▶ _Supplied entries_
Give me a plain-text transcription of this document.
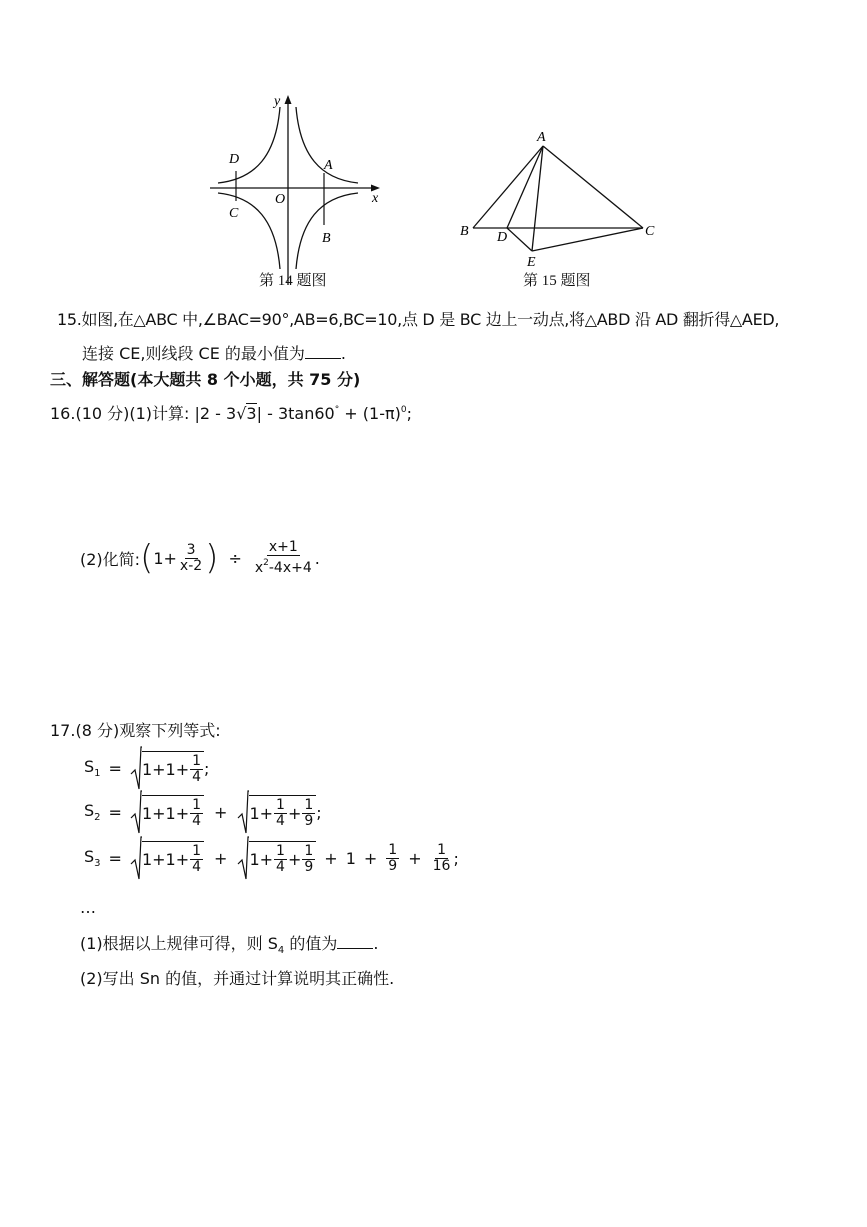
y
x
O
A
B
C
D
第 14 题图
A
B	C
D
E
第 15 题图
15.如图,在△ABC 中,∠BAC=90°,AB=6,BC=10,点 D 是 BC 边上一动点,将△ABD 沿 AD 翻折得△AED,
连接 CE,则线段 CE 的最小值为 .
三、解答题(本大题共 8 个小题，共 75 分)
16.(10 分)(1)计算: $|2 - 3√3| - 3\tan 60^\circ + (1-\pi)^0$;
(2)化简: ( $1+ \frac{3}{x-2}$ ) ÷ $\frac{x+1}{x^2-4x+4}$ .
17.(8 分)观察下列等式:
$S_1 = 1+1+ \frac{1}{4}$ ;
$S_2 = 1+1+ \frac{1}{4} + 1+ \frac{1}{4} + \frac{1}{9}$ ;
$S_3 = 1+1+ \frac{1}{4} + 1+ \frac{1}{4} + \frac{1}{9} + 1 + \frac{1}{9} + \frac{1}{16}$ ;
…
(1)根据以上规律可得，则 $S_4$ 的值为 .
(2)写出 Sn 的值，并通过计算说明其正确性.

▶ _What is needed_
Above are records with pictures; repeat the records exactly and leave the pictures out.

▶ _The response_
Give me a plain-text transcription of this document.
y
x
O
A
B
C
D
第 14 题图
A
B	C
D
E
第 15 题图
15.如图,在△ABC 中,∠BAC=90°,AB=6,BC=10,点 D 是 BC 边上一动点,将△ABD 沿 AD 翻折得△AED,
连接 CE,则线段 CE 的最小值为 .
三、解答题(本大题共 8 个小题，共 75 分)
16.(10 分)(1)计算: $|2 - 3√3| - 3\tan 60^\circ + (1-\pi)^0$;
(2)化简: ( $1+ \frac{3}{x-2}$ ) ÷ $\frac{x+1}{x^2-4x+4}$ .
17.(8 分)观察下列等式:
$S_1 = 1+1+ \frac{1}{4}$ ;
$S_2 = 1+1+ \frac{1}{4} + 1+ \frac{1}{4} + \frac{1}{9}$ ;
$S_3 = 1+1+ \frac{1}{4} + 1+ \frac{1}{4} + \frac{1}{9} + 1 + \frac{1}{9} + \frac{1}{16}$ ;
…
(1)根据以上规律可得，则 $S_4$ 的值为 .
(2)写出 Sn 的值，并通过计算说明其正确性.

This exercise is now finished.